# Brief
This exercise calls for the whole listing to be given again exactly, without images.

# Data for processing
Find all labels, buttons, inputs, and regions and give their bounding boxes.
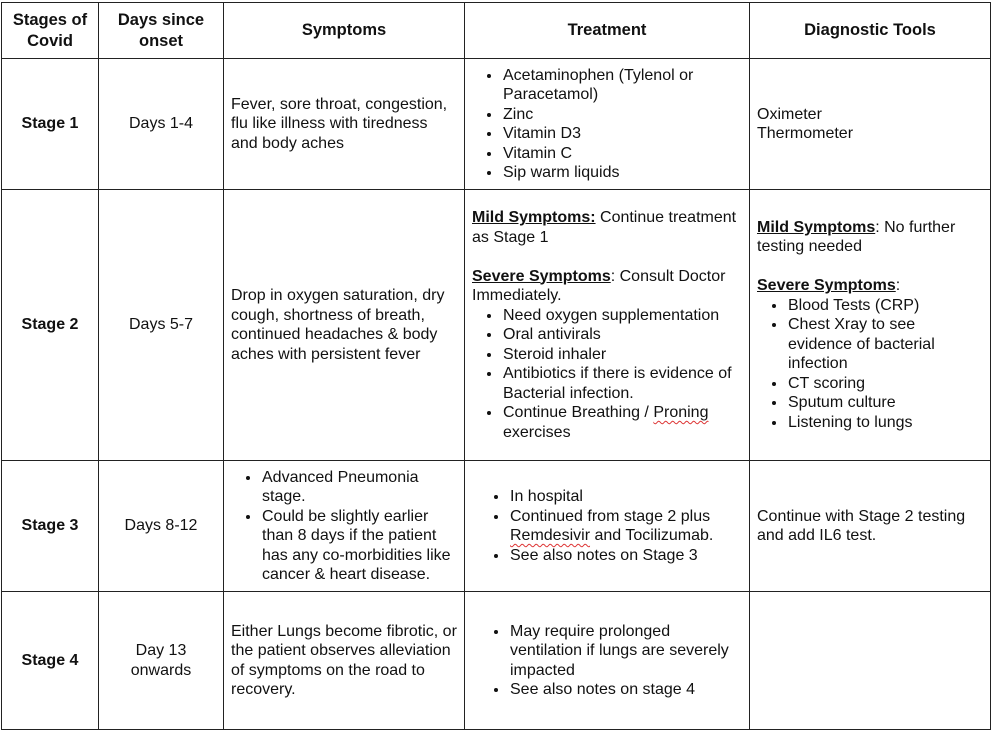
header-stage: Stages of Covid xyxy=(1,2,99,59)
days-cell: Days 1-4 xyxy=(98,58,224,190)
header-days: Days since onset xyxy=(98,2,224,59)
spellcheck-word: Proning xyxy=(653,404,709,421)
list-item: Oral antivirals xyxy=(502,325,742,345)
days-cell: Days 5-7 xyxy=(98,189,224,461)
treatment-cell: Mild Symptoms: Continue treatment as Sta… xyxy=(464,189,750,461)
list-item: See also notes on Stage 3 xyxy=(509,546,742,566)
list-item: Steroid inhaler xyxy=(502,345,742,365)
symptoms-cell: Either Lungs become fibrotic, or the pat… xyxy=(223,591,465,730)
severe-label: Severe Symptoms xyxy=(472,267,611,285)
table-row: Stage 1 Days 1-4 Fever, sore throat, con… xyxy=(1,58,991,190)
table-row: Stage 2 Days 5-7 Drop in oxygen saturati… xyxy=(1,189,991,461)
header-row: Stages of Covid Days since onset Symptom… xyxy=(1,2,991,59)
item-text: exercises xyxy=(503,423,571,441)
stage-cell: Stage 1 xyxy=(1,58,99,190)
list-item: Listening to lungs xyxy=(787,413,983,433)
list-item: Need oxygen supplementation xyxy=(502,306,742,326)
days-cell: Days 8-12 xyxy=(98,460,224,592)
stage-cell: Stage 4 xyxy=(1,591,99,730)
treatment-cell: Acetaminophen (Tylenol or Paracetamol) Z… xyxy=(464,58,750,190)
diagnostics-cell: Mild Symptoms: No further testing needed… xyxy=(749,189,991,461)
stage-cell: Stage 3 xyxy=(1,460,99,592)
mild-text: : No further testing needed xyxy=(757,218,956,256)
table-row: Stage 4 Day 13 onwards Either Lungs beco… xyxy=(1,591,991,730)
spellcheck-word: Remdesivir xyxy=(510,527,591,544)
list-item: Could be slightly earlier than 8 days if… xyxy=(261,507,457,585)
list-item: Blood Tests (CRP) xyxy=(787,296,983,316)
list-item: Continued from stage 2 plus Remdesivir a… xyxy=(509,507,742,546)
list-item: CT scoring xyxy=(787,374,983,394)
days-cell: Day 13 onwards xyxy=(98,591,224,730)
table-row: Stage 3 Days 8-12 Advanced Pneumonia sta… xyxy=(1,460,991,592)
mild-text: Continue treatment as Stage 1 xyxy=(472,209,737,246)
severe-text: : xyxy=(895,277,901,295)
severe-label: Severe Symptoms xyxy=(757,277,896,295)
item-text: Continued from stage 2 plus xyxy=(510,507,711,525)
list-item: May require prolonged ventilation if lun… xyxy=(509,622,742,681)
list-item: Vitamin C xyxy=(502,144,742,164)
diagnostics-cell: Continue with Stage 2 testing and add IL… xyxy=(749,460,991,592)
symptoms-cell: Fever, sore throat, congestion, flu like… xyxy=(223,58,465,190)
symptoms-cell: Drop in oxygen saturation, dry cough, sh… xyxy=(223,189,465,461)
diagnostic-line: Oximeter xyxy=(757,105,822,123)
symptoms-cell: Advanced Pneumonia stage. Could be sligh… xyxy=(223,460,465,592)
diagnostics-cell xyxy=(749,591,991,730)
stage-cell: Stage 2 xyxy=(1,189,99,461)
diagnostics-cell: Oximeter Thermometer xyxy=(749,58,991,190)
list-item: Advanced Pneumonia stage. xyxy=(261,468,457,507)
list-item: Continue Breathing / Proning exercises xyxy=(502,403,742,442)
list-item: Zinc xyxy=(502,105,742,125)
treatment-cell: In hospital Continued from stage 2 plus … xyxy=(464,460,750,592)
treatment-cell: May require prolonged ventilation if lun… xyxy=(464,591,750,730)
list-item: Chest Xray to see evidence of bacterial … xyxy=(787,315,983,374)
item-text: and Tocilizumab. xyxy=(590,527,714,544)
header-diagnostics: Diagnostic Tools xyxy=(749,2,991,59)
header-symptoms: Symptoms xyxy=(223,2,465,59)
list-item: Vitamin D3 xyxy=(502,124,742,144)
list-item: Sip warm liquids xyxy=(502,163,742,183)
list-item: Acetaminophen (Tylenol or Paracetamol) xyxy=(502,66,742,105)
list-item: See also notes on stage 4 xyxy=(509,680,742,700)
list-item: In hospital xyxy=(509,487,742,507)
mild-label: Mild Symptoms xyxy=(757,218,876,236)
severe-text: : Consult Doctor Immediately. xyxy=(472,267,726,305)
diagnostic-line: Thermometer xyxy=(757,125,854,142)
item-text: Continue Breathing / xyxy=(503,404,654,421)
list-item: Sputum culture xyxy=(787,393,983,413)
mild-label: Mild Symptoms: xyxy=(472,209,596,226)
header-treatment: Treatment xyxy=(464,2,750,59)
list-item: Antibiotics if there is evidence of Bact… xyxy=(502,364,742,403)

# Solution below
Find all labels, buttons, inputs, and regions and give their bounding boxes.
header-stage: Stages of Covid xyxy=(1,2,99,59)
days-cell: Days 1-4 xyxy=(98,58,224,190)
header-days: Days since onset xyxy=(98,2,224,59)
spellcheck-word: Proning xyxy=(653,404,709,421)
list-item: Oral antivirals xyxy=(502,325,742,345)
days-cell: Days 5-7 xyxy=(98,189,224,461)
treatment-cell: Mild Symptoms: Continue treatment as Sta… xyxy=(464,189,750,461)
list-item: See also notes on Stage 3 xyxy=(509,546,742,566)
list-item: Steroid inhaler xyxy=(502,345,742,365)
symptoms-cell: Either Lungs become fibrotic, or the pat… xyxy=(223,591,465,730)
severe-label: Severe Symptoms xyxy=(472,267,611,285)
table-row: Stage 1 Days 1-4 Fever, sore throat, con… xyxy=(1,58,991,190)
table-row: Stage 2 Days 5-7 Drop in oxygen saturati… xyxy=(1,189,991,461)
header-row: Stages of Covid Days since onset Symptom… xyxy=(1,2,991,59)
item-text: exercises xyxy=(503,423,571,441)
stage-cell: Stage 1 xyxy=(1,58,99,190)
list-item: Listening to lungs xyxy=(787,413,983,433)
list-item: Need oxygen supplementation xyxy=(502,306,742,326)
days-cell: Days 8-12 xyxy=(98,460,224,592)
stage-cell: Stage 4 xyxy=(1,591,99,730)
treatment-cell: Acetaminophen (Tylenol or Paracetamol) Z… xyxy=(464,58,750,190)
diagnostics-cell: Mild Symptoms: No further testing needed… xyxy=(749,189,991,461)
stage-cell: Stage 3 xyxy=(1,460,99,592)
mild-text: : No further testing needed xyxy=(757,218,956,256)
table-row: Stage 4 Day 13 onwards Either Lungs beco… xyxy=(1,591,991,730)
spellcheck-word: Remdesivir xyxy=(510,527,591,544)
list-item: Could be slightly earlier than 8 days if… xyxy=(261,507,457,585)
list-item: Blood Tests (CRP) xyxy=(787,296,983,316)
list-item: Continued from stage 2 plus Remdesivir a… xyxy=(509,507,742,546)
list-item: CT scoring xyxy=(787,374,983,394)
days-cell: Day 13 onwards xyxy=(98,591,224,730)
table-row: Stage 3 Days 8-12 Advanced Pneumonia sta… xyxy=(1,460,991,592)
mild-text: Continue treatment as Stage 1 xyxy=(472,209,737,246)
severe-text: : xyxy=(895,277,901,295)
severe-label: Severe Symptoms xyxy=(757,277,896,295)
item-text: Continued from stage 2 plus xyxy=(510,507,711,525)
list-item: May require prolonged ventilation if lun… xyxy=(509,622,742,681)
list-item: Vitamin C xyxy=(502,144,742,164)
diagnostics-cell: Continue with Stage 2 testing and add IL… xyxy=(749,460,991,592)
symptoms-cell: Fever, sore throat, congestion, flu like… xyxy=(223,58,465,190)
symptoms-cell: Drop in oxygen saturation, dry cough, sh… xyxy=(223,189,465,461)
diagnostic-line: Oximeter xyxy=(757,105,822,123)
symptoms-cell: Advanced Pneumonia stage. Could be sligh… xyxy=(223,460,465,592)
diagnostics-cell xyxy=(749,591,991,730)
stage-cell: Stage 2 xyxy=(1,189,99,461)
diagnostics-cell: Oximeter Thermometer xyxy=(749,58,991,190)
list-item: Advanced Pneumonia stage. xyxy=(261,468,457,507)
list-item: Continue Breathing / Proning exercises xyxy=(502,403,742,442)
list-item: Zinc xyxy=(502,105,742,125)
treatment-cell: In hospital Continued from stage 2 plus … xyxy=(464,460,750,592)
treatment-cell: May require prolonged ventilation if lun… xyxy=(464,591,750,730)
list-item: Chest Xray to see evidence of bacterial … xyxy=(787,315,983,374)
item-text: and Tocilizumab. xyxy=(590,527,714,544)
header-diagnostics: Diagnostic Tools xyxy=(749,2,991,59)
header-symptoms: Symptoms xyxy=(223,2,465,59)
list-item: Vitamin D3 xyxy=(502,124,742,144)
list-item: Sip warm liquids xyxy=(502,163,742,183)
list-item: Acetaminophen (Tylenol or Paracetamol) xyxy=(502,66,742,105)
list-item: See also notes on stage 4 xyxy=(509,680,742,700)
list-item: In hospital xyxy=(509,487,742,507)
mild-label: Mild Symptoms xyxy=(757,218,876,236)
severe-text: : Consult Doctor Immediately. xyxy=(472,267,726,305)
diagnostic-line: Thermometer xyxy=(757,125,854,142)
item-text: Continue Breathing / xyxy=(503,404,654,421)
list-item: Sputum culture xyxy=(787,393,983,413)
mild-label: Mild Symptoms: xyxy=(472,209,596,226)
header-treatment: Treatment xyxy=(464,2,750,59)
list-item: Antibiotics if there is evidence of Bact… xyxy=(502,364,742,403)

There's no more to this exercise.